> **TASK STATEMENT**
Your task is to transcribe all of the data below exactly, omitting the images.

> **EXERCISE INPUT**
━━━━━━
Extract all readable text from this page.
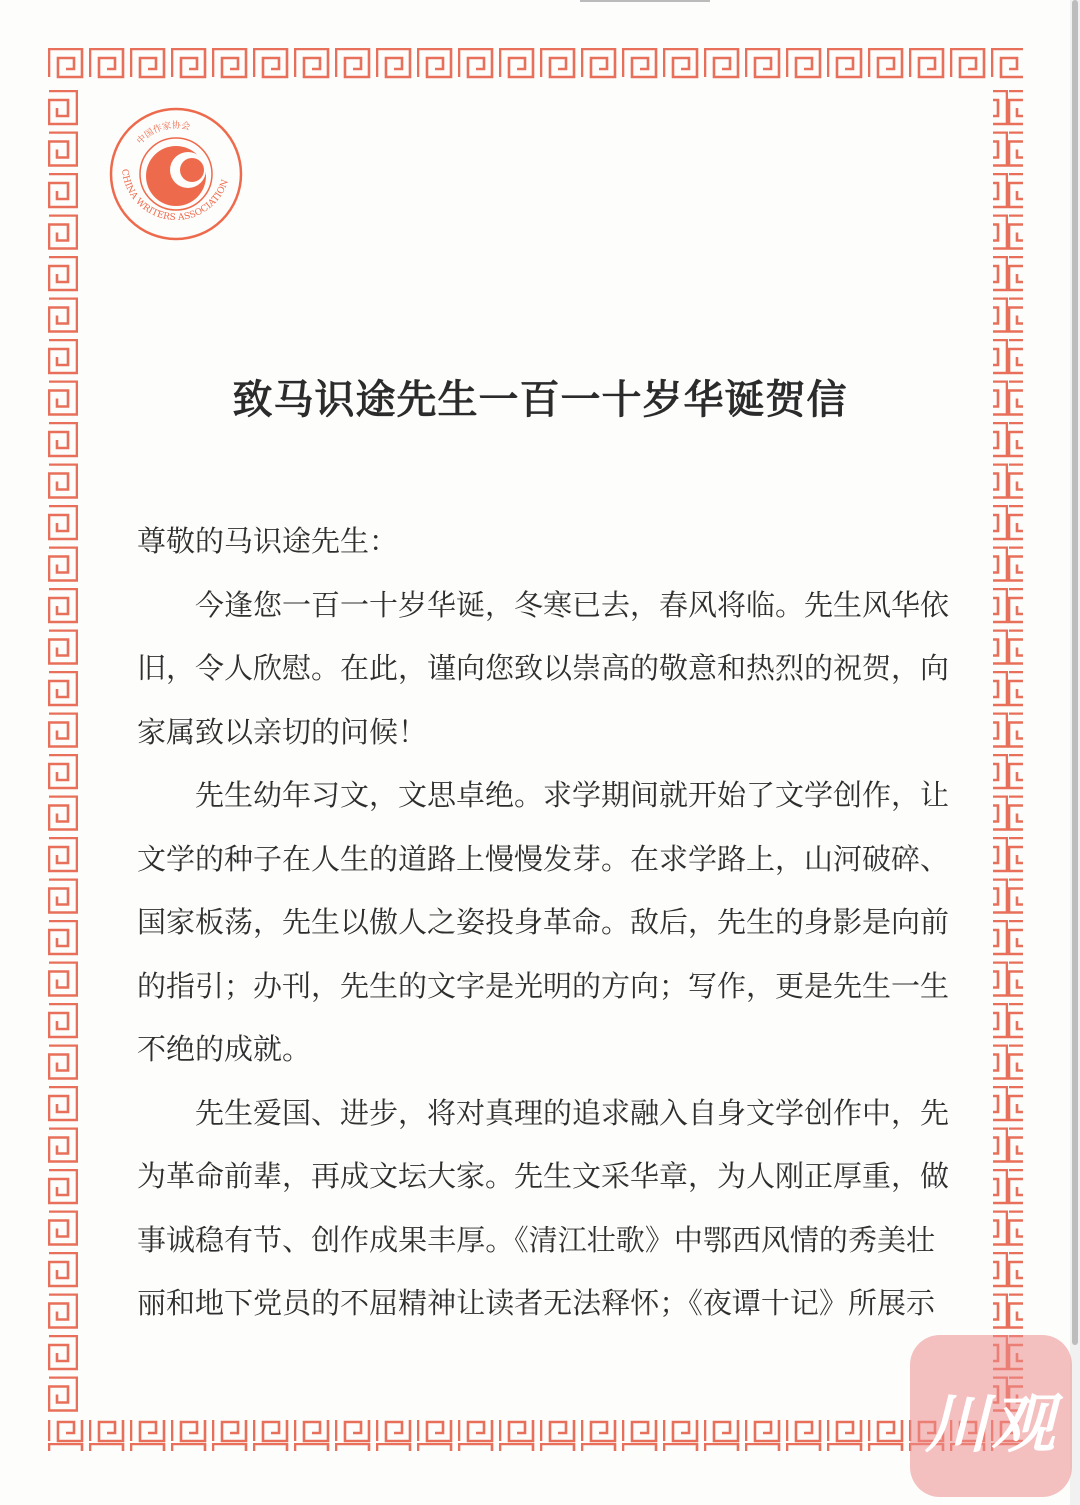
中国作家协会
CHINA WRITERS ASSOCIATION
致马识途先生一百一十岁华诞贺信
尊敬的马识途先生：
今逢您一百一十岁华诞，冬寒已去，春风将临。先生风华依
旧，令人欣慰。在此，谨向您致以崇高的敬意和热烈的祝贺，向
家属致以亲切的问候！
先生幼年习文，文思卓绝。求学期间就开始了文学创作，让
文学的种子在人生的道路上慢慢发芽。在求学路上，山河破碎、
国家板荡，先生以傲人之姿投身革命。敌后，先生的身影是向前
的指引；办刊，先生的文字是光明的方向；写作，更是先生一生
不绝的成就。
先生爱国、进步，将对真理的追求融入自身文学创作中，先
为革命前辈，再成文坛大家。先生文采华章，为人刚正厚重，做
事诚稳有节、创作成果丰厚。《清江壮歌》中鄂西风情的秀美壮
丽和地下党员的不屈精神让读者无法释怀；《夜谭十记》所展示
川观
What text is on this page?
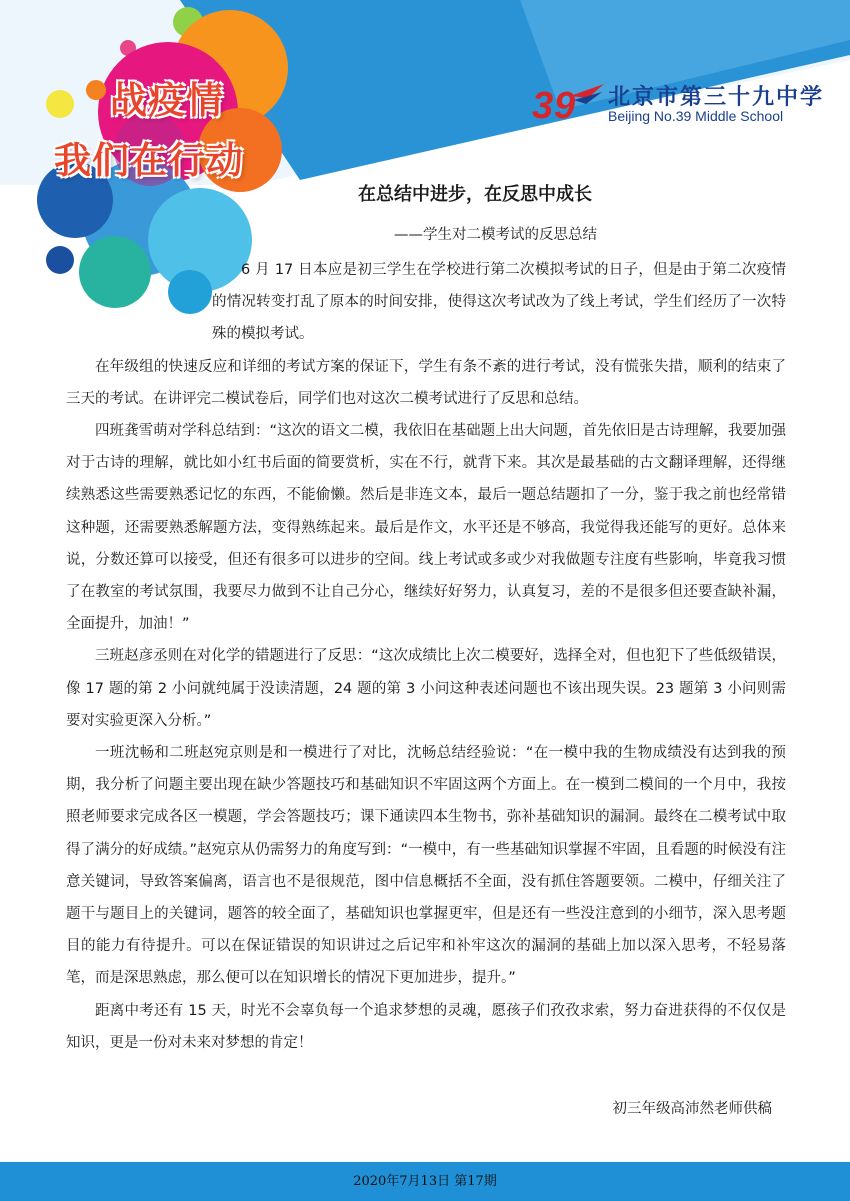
战疫情
我们在行动
3 9 北京市第三十九中学
Beijing No.39 Middle School
在总结中进步，在反思中成长
——学生对二模考试的反思总结

6 月 17 日本应是初三学生在学校进行第二次模拟考试的日子，但是由于第二次疫情的情况转变打乱了原本的时间安排，使得这次考试改为了线上考试，学生们经历了一次特殊的模拟考试。

在年级组的快速反应和详细的考试方案的保证下，学生有条不紊的进行考试，没有慌张失措，顺利的结束了三天的考试。在讲评完二模试卷后，同学们也对这次二模考试进行了反思和总结。

四班龚雪萌对学科总结到：“这次的语文二模，我依旧在基础题上出大问题，首先依旧是古诗理解，我要加强对于古诗的理解，就比如小红书后面的简要赏析，实在不行，就背下来。其次是最基础的古文翻译理解，还得继续熟悉这些需要熟悉记忆的东西，不能偷懒。然后是非连文本，最后一题总结题扣了一分，鉴于我之前也经常错这种题，还需要熟悉解题方法，变得熟练起来。最后是作文，水平还是不够高，我觉得我还能写的更好。总体来说，分数还算可以接受，但还有很多可以进步的空间。线上考试或多或少对我做题专注度有些影响，毕竟我习惯了在教室的考试氛围，我要尽力做到不让自己分心，继续好好努力，认真复习，差的不是很多但还要查缺补漏，全面提升，加油！”

三班赵彦丞则在对化学的错题进行了反思：“这次成绩比上次二模要好，选择全对，但也犯下了些低级错误，像 17 题的第 2 小问就纯属于没读清题，24 题的第 3 小问这种表述问题也不该出现失误。23 题第 3 小问则需要对实验更深入分析。”

一班沈畅和二班赵宛京则是和一模进行了对比，沈畅总结经验说：“在一模中我的生物成绩没有达到我的预期，我分析了问题主要出现在缺少答题技巧和基础知识不牢固这两个方面上。在一模到二模间的一个月中，我按照老师要求完成各区一模题，学会答题技巧；课下通读四本生物书，弥补基础知识的漏洞。最终在二模考试中取得了满分的好成绩。”赵宛京从仍需努力的角度写到：“一模中，有一些基础知识掌握不牢固，且看题的时候没有注意关键词，导致答案偏离，语言也不是很规范，图中信息概括不全面，没有抓住答题要领。二模中，仔细关注了题干与题目上的关键词，题答的较全面了，基础知识也掌握更牢，但是还有一些没注意到的小细节，深入思考题目的能力有待提升。可以在保证错误的知识讲过之后记牢和补牢这次的漏洞的基础上加以深入思考，不轻易落笔，而是深思熟虑，那么便可以在知识增长的情况下更加进步，提升。”

距离中考还有 15 天，时光不会辜负每一个追求梦想的灵魂，愿孩子们孜孜求索，努力奋进获得的不仅仅是知识，更是一份对未来对梦想的肯定！

初三年级高沛然老师供稿
2020年7月13日 第17期
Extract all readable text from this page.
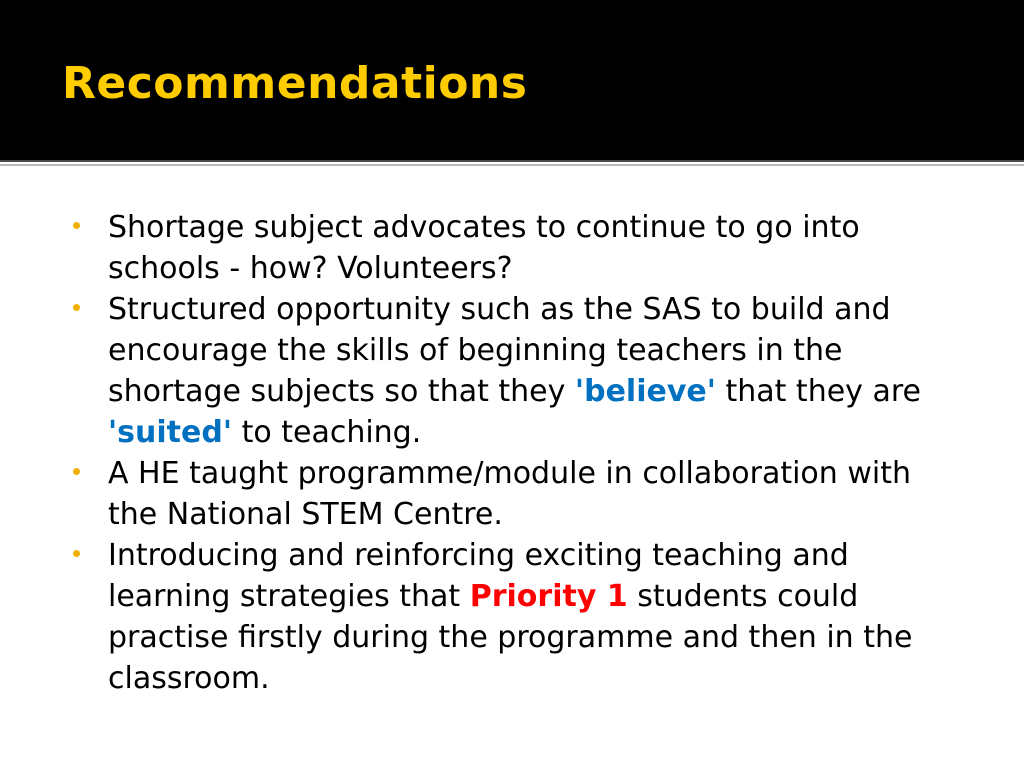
Recommendations
Shortage subject advocates to continue to go into schools - how? Volunteers?
Structured opportunity such as the SAS to build and encourage the skills of beginning teachers in the shortage subjects so that they 'believe' that they are 'suited' to teaching.
A HE taught programme/module in collaboration with the National STEM Centre.
Introducing and reinforcing exciting teaching and learning strategies that Priority 1 students could practise firstly during the programme and then in the classroom.
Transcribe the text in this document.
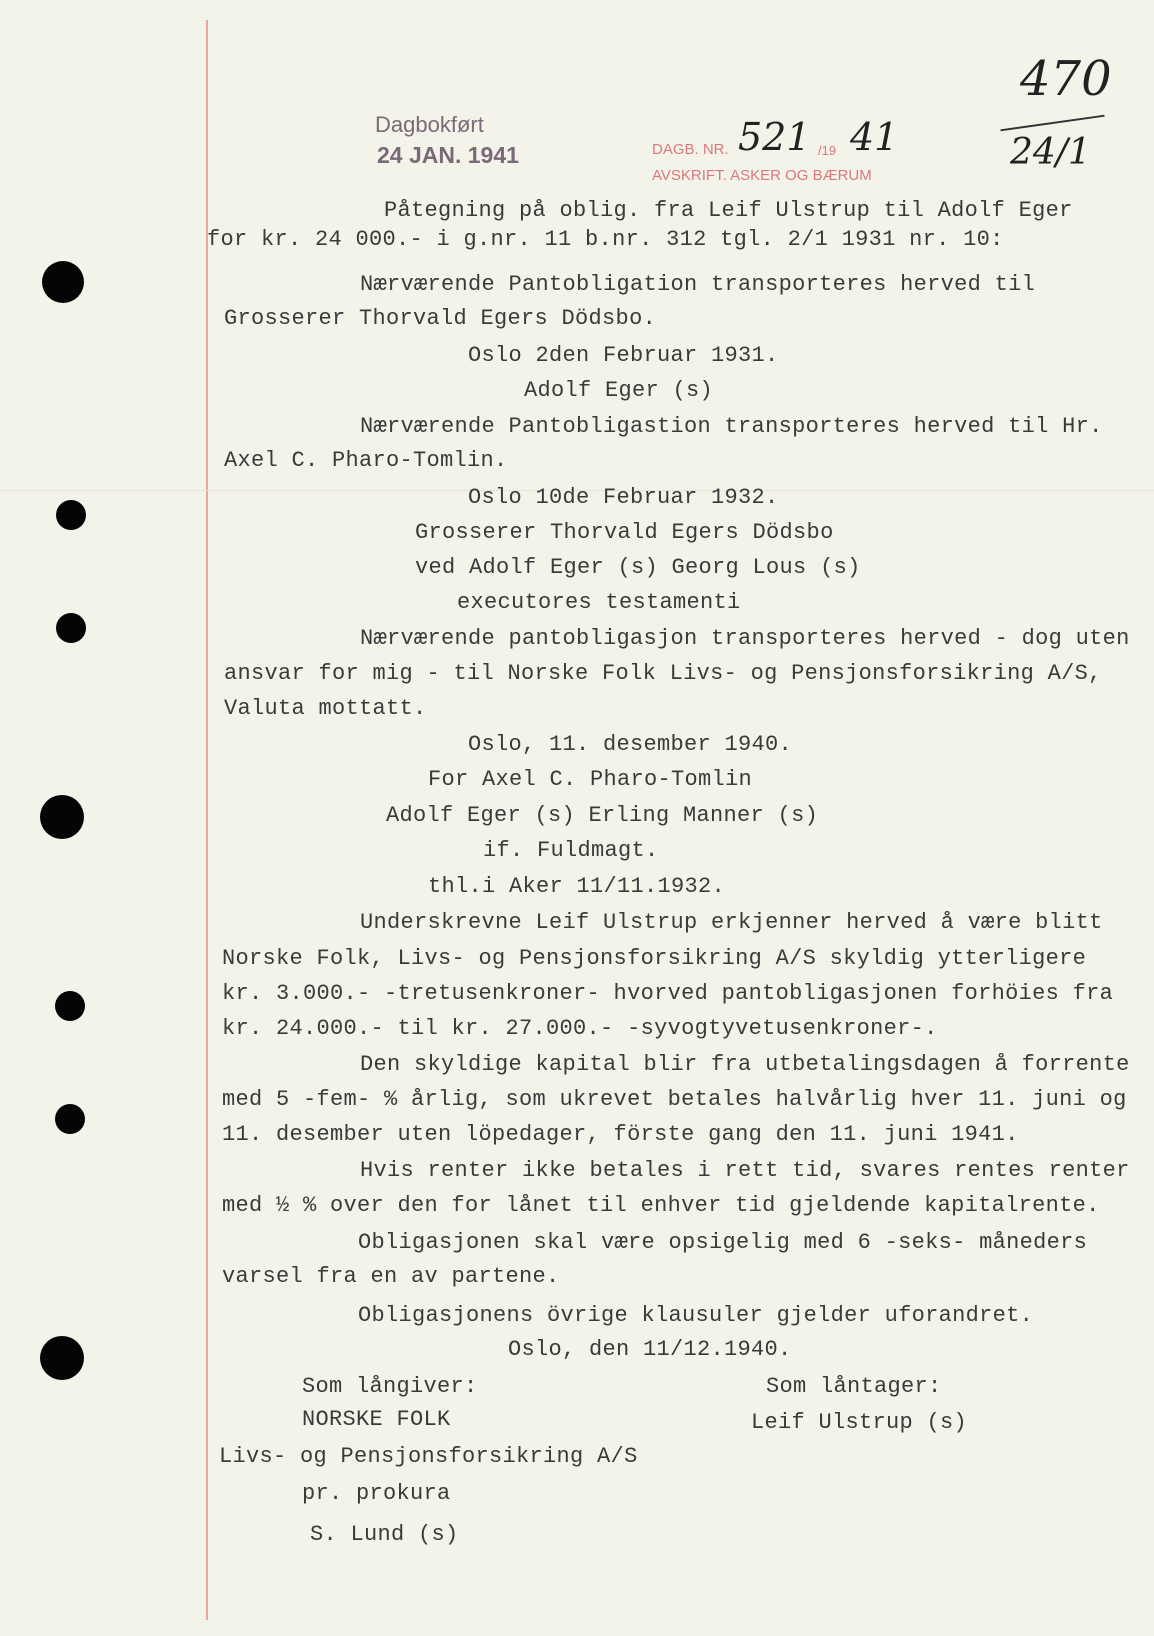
Dagbokført
24 JAN. 1941	DAGB. NR. 521 /19 41
AVSKRIFT. ASKER OG BÆRUM
470
24/1
Påtegning på oblig. fra Leif Ulstrup til Adolf Eger
for kr. 24 000.- i g.nr. 11 b.nr. 312 tgl. 2/1 1931 nr. 10:
Nærværende Pantobligation transporteres herved til
Grosserer Thorvald Egers Dödsbo.
Oslo 2den Februar 1931.
Adolf Eger (s)
Nærværende Pantobligastion transporteres herved til Hr.
Axel C. Pharo-Tomlin.
Oslo 10de Februar 1932.
Grosserer Thorvald Egers Dödsbo
ved Adolf Eger (s) Georg Lous (s)
executores testamenti
Nærværende pantobligasjon transporteres herved - dog uten
ansvar for mig - til Norske Folk Livs- og Pensjonsforsikring A/S,
Valuta mottatt.
Oslo, 11. desember 1940.
For Axel C. Pharo-Tomlin
Adolf Eger (s) Erling Manner (s)
if. Fuldmagt.
thl.i Aker 11/11.1932.
Underskrevne Leif Ulstrup erkjenner herved å være blitt
Norske Folk, Livs- og Pensjonsforsikring A/S skyldig ytterligere
kr. 3.000.- -tretusenkroner- hvorved pantobligasjonen forhöies fra
kr. 24.000.- til kr. 27.000.- -syvogtyvetusenkroner-.
Den skyldige kapital blir fra utbetalingsdagen å forrente
med 5 -fem- % årlig, som ukrevet betales halvårlig hver 11. juni og
11. desember uten löpedager, förste gang den 11. juni 1941.
Hvis renter ikke betales i rett tid, svares rentes renter
med ½ % over den for lånet til enhver tid gjeldende kapitalrente.
Obligasjonen skal være opsigelig med 6 -seks- måneders
varsel fra en av partene.
Obligasjonens övrige klausuler gjelder uforandret.
Oslo, den 11/12.1940.
Som långiver:	Som låntager:
NORSKE FOLK	Leif Ulstrup (s)
Livs- og Pensjonsforsikring A/S
pr. prokura
S. Lund (s)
━━━━━━
> **WRITTEN REPLY**
Extract all readable text from this page.
中国作家协会
CHINA WRITERS ASSOCIATION
致马识途先生一百一十岁华诞贺信
尊敬的马识途先生：
今逢您一百一十岁华诞，冬寒已去，春风将临。先生风华依
旧，令人欣慰。在此，谨向您致以崇高的敬意和热烈的祝贺，向
家属致以亲切的问候！
先生幼年习文，文思卓绝。求学期间就开始了文学创作，让
文学的种子在人生的道路上慢慢发芽。在求学路上，山河破碎、
国家板荡，先生以傲人之姿投身革命。敌后，先生的身影是向前
的指引；办刊，先生的文字是光明的方向；写作，更是先生一生
不绝的成就。
先生爱国、进步，将对真理的追求融入自身文学创作中，先
为革命前辈，再成文坛大家。先生文采华章，为人刚正厚重，做
事诚稳有节、创作成果丰厚。《清江壮歌》中鄂西风情的秀美壮
丽和地下党员的不屈精神让读者无法释怀；《夜谭十记》所展示
川观
What text is on this page?
战疫情
我们在行动
3 9 北京市第三十九中学
Beijing No.39 Middle School
在总结中进步，在反思中成长
——学生对二模考试的反思总结

6 月 17 日本应是初三学生在学校进行第二次模拟考试的日子，但是由于第二次疫情的情况转变打乱了原本的时间安排，使得这次考试改为了线上考试，学生们经历了一次特殊的模拟考试。

在年级组的快速反应和详细的考试方案的保证下，学生有条不紊的进行考试，没有慌张失措，顺利的结束了三天的考试。在讲评完二模试卷后，同学们也对这次二模考试进行了反思和总结。

四班龚雪萌对学科总结到：“这次的语文二模，我依旧在基础题上出大问题，首先依旧是古诗理解，我要加强对于古诗的理解，就比如小红书后面的简要赏析，实在不行，就背下来。其次是最基础的古文翻译理解，还得继续熟悉这些需要熟悉记忆的东西，不能偷懒。然后是非连文本，最后一题总结题扣了一分，鉴于我之前也经常错这种题，还需要熟悉解题方法，变得熟练起来。最后是作文，水平还是不够高，我觉得我还能写的更好。总体来说，分数还算可以接受，但还有很多可以进步的空间。线上考试或多或少对我做题专注度有些影响，毕竟我习惯了在教室的考试氛围，我要尽力做到不让自己分心，继续好好努力，认真复习，差的不是很多但还要查缺补漏，全面提升，加油！”

三班赵彦丞则在对化学的错题进行了反思：“这次成绩比上次二模要好，选择全对，但也犯下了些低级错误，像 17 题的第 2 小问就纯属于没读清题，24 题的第 3 小问这种表述问题也不该出现失误。23 题第 3 小问则需要对实验更深入分析。”

一班沈畅和二班赵宛京则是和一模进行了对比，沈畅总结经验说：“在一模中我的生物成绩没有达到我的预期，我分析了问题主要出现在缺少答题技巧和基础知识不牢固这两个方面上。在一模到二模间的一个月中，我按照老师要求完成各区一模题，学会答题技巧；课下通读四本生物书，弥补基础知识的漏洞。最终在二模考试中取得了满分的好成绩。”赵宛京从仍需努力的角度写到：“一模中，有一些基础知识掌握不牢固，且看题的时候没有注意关键词，导致答案偏离，语言也不是很规范，图中信息概括不全面，没有抓住答题要领。二模中，仔细关注了题干与题目上的关键词，题答的较全面了，基础知识也掌握更牢，但是还有一些没注意到的小细节，深入思考题目的能力有待提升。可以在保证错误的知识讲过之后记牢和补牢这次的漏洞的基础上加以深入思考，不轻易落笔，而是深思熟虑，那么便可以在知识增长的情况下更加进步，提升。”

距离中考还有 15 天，时光不会辜负每一个追求梦想的灵魂，愿孩子们孜孜求索，努力奋进获得的不仅仅是知识，更是一份对未来对梦想的肯定！

初三年级高沛然老师供稿
2020年7月13日 第17期
Extract all readable text from this page.
Recommendations
Shortage subject advocates to continue to go into schools - how? Volunteers?
Structured opportunity such as the SAS to build and encourage the skills of beginning teachers in the shortage subjects so that they 'believe' that they are 'suited' to teaching.
A HE taught programme/module in collaboration with the National STEM Centre.
Introducing and reinforcing exciting teaching and learning strategies that Priority 1 students could practise firstly during the programme and then in the classroom.
Transcribe the text in this document.
Dagbokført
24 JAN. 1941	DAGB. NR. 521 /19 41
AVSKRIFT. ASKER OG BÆRUM
470
24/1
Påtegning på oblig. fra Leif Ulstrup til Adolf Eger
for kr. 24 000.- i g.nr. 11 b.nr. 312 tgl. 2/1 1931 nr. 10:
Nærværende Pantobligation transporteres herved til
Grosserer Thorvald Egers Dödsbo.
Oslo 2den Februar 1931.
Adolf Eger (s)
Nærværende Pantobligastion transporteres herved til Hr.
Axel C. Pharo-Tomlin.
Oslo 10de Februar 1932.
Grosserer Thorvald Egers Dödsbo
ved Adolf Eger (s) Georg Lous (s)
executores testamenti
Nærværende pantobligasjon transporteres herved - dog uten
ansvar for mig - til Norske Folk Livs- og Pensjonsforsikring A/S,
Valuta mottatt.
Oslo, 11. desember 1940.
For Axel C. Pharo-Tomlin
Adolf Eger (s) Erling Manner (s)
if. Fuldmagt.
thl.i Aker 11/11.1932.
Underskrevne Leif Ulstrup erkjenner herved å være blitt
Norske Folk, Livs- og Pensjonsforsikring A/S skyldig ytterligere
kr. 3.000.- -tretusenkroner- hvorved pantobligasjonen forhöies fra
kr. 24.000.- til kr. 27.000.- -syvogtyvetusenkroner-.
Den skyldige kapital blir fra utbetalingsdagen å forrente
med 5 -fem- % årlig, som ukrevet betales halvårlig hver 11. juni og
11. desember uten löpedager, förste gang den 11. juni 1941.
Hvis renter ikke betales i rett tid, svares rentes renter
med ½ % over den for lånet til enhver tid gjeldende kapitalrente.
Obligasjonen skal være opsigelig med 6 -seks- måneders
varsel fra en av partene.
Obligasjonens övrige klausuler gjelder uforandret.
Oslo, den 11/12.1940.
Som långiver:	Som låntager:
NORSKE FOLK	Leif Ulstrup (s)
Livs- og Pensjonsforsikring A/S
pr. prokura
S. Lund (s)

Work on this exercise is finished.